═══ Available data ═══
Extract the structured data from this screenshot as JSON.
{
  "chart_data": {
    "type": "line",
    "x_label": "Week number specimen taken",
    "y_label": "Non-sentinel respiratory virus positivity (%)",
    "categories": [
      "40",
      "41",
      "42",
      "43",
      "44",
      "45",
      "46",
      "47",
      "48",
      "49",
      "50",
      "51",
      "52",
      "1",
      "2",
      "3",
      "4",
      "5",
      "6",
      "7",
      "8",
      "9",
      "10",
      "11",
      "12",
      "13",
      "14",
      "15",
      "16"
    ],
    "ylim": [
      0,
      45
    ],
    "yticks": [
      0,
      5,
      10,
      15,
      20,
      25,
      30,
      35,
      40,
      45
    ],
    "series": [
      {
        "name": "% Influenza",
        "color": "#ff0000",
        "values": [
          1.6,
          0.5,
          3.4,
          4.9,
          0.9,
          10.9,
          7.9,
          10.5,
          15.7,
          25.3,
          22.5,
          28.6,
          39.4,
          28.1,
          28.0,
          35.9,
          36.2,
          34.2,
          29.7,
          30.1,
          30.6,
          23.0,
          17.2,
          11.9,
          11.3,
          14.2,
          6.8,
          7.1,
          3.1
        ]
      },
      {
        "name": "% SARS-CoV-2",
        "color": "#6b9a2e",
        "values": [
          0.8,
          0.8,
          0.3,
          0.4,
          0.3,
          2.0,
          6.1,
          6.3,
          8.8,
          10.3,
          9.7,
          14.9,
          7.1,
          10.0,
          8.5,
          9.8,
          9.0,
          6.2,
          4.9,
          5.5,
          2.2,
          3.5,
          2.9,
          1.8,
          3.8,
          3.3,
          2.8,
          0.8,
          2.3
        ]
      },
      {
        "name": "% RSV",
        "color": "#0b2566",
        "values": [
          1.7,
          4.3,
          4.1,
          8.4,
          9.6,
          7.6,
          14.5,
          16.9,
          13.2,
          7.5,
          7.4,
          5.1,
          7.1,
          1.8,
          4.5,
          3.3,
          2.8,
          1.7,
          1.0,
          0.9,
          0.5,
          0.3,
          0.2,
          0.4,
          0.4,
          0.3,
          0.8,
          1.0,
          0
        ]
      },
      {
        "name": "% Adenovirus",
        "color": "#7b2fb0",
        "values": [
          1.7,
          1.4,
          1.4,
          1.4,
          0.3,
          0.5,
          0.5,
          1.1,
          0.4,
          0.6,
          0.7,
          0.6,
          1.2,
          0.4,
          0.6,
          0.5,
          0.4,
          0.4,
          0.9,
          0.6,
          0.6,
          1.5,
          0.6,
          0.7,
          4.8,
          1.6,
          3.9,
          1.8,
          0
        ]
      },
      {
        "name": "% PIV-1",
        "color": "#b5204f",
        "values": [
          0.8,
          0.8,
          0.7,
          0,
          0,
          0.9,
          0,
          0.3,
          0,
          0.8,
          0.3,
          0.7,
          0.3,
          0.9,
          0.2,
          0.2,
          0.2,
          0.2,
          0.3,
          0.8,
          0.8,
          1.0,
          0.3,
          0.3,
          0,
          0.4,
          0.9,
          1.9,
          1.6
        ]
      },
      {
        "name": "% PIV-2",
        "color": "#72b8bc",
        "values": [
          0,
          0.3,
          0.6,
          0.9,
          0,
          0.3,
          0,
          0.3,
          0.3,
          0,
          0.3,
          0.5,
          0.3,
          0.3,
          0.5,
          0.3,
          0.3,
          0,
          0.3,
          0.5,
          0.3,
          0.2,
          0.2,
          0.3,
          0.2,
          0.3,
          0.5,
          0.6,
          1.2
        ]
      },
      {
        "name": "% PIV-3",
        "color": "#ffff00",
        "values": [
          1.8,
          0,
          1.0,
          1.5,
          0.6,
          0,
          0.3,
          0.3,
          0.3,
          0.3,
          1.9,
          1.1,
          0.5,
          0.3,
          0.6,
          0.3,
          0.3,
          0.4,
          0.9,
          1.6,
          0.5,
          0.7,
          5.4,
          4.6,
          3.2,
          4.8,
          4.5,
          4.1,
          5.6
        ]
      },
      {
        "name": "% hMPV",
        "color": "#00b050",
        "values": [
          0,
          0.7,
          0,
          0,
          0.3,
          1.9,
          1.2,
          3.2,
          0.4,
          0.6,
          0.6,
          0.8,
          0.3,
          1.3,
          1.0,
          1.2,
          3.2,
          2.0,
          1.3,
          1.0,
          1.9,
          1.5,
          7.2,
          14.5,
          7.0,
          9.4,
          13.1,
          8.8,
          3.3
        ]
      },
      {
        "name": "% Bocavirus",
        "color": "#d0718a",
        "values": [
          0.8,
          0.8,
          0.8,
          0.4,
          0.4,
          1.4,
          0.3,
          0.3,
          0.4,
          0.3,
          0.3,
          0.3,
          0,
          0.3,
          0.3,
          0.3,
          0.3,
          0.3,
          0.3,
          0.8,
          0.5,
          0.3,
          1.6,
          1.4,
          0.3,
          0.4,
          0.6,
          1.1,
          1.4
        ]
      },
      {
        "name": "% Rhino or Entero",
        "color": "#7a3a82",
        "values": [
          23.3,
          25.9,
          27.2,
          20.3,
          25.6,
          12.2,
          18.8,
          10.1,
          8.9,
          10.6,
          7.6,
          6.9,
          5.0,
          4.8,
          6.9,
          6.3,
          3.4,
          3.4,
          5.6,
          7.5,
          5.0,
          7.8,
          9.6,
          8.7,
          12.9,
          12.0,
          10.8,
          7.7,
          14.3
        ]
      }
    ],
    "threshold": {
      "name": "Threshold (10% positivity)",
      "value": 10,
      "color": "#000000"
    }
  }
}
═══
* [Your goal]
Among the lines above, return each one holding the string "color".

* [Problem solution]
        "color": "#ff0000",
        "color": "#6b9a2e",
        "color": "#0b2566",
        "color": "#7b2fb0",
        "color": "#b5204f",
        "color": "#72b8bc",
        "color": "#ffff00",
        "color": "#00b050",
        "color": "#d0718a",
        "color": "#7a3a82",
      "color": "#000000"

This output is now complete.